------ EXTRACTED RECORDS ------

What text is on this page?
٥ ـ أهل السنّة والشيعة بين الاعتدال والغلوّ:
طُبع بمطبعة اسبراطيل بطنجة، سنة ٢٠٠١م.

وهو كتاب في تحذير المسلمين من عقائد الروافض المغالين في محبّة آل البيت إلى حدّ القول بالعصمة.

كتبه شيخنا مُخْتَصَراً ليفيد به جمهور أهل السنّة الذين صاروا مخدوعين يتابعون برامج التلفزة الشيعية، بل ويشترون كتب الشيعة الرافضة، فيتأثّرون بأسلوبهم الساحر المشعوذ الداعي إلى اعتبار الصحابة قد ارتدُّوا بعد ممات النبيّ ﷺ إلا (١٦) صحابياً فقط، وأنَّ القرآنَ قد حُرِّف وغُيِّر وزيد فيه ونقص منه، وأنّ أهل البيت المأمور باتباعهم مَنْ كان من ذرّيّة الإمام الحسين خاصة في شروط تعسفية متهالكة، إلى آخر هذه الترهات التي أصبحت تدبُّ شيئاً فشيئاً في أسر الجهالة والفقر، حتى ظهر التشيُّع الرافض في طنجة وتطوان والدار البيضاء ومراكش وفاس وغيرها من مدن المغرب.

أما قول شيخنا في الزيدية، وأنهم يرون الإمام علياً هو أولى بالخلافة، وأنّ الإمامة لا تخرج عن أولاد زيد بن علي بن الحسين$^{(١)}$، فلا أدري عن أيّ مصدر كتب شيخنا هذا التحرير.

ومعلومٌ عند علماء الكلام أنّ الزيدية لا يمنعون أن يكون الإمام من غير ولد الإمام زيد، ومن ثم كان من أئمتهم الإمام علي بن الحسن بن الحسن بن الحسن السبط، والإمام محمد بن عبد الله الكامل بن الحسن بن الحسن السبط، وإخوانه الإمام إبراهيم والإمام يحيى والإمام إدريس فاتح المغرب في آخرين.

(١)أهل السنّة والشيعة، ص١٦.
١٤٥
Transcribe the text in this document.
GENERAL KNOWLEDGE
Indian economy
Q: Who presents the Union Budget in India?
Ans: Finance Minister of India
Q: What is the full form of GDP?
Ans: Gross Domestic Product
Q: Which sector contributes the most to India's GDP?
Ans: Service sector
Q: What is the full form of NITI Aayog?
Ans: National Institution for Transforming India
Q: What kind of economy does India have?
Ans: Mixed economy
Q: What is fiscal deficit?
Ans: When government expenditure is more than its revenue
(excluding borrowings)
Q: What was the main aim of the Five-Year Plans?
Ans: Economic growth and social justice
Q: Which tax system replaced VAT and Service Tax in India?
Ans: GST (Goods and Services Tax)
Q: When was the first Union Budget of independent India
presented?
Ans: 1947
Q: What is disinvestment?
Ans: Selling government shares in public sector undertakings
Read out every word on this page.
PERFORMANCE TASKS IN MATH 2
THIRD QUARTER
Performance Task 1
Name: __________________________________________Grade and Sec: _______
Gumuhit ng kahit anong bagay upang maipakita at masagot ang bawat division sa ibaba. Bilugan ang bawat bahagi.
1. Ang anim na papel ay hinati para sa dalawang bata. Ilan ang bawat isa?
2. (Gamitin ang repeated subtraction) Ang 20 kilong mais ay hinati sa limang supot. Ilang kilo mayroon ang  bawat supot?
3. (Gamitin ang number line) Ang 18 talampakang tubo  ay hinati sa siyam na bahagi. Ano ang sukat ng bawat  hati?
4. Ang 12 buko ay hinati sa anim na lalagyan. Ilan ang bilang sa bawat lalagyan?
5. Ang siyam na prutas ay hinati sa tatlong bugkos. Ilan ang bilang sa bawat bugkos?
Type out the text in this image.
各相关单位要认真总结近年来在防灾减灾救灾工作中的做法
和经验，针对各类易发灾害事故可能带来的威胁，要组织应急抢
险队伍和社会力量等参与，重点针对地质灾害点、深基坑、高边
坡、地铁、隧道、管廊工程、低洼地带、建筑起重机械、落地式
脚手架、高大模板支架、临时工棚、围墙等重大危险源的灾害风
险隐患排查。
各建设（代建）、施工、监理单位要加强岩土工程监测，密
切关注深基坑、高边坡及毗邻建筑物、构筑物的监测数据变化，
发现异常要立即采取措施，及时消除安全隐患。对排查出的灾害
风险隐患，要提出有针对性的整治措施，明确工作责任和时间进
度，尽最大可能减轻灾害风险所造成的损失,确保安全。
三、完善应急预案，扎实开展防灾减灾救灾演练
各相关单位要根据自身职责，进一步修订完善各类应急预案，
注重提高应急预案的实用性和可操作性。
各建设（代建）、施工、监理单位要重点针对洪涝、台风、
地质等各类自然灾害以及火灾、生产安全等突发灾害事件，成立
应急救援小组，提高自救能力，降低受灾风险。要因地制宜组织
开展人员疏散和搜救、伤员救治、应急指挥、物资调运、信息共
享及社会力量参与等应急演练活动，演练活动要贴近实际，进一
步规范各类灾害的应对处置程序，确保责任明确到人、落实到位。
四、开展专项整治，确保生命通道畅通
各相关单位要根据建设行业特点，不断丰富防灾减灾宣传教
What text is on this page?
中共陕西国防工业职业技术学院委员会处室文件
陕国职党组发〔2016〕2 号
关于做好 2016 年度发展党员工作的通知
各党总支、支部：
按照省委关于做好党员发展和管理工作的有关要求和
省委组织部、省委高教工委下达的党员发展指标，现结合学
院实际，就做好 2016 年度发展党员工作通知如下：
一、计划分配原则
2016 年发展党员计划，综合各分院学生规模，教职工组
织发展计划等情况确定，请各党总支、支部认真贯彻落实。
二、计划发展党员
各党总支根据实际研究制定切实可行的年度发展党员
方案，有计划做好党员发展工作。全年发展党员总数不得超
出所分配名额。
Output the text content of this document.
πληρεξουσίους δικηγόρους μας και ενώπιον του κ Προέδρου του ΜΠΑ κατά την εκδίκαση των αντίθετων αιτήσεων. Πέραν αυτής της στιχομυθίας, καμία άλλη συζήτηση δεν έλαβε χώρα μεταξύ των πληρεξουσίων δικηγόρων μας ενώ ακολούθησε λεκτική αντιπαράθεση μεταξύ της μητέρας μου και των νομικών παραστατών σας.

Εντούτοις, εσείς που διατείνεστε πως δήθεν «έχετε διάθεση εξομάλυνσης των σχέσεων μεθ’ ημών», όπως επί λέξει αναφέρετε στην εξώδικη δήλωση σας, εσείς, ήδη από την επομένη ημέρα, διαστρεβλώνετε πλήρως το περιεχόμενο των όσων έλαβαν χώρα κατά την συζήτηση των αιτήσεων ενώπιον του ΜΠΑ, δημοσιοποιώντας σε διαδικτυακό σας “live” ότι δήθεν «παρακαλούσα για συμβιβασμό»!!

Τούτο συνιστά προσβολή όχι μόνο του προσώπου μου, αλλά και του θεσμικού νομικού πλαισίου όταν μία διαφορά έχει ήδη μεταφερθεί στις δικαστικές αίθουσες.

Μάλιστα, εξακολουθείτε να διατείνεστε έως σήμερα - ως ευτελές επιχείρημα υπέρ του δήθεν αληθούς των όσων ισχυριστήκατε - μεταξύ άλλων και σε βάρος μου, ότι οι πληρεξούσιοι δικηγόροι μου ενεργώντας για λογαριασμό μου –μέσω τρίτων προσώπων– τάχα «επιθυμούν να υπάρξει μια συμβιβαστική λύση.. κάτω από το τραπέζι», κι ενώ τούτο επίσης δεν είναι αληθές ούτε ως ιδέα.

------

**WRITTEN REQUEST:**
Work out how many lines of the data hold the string "anim". Reply with that number alone.

**FINAL ANSWER:**
2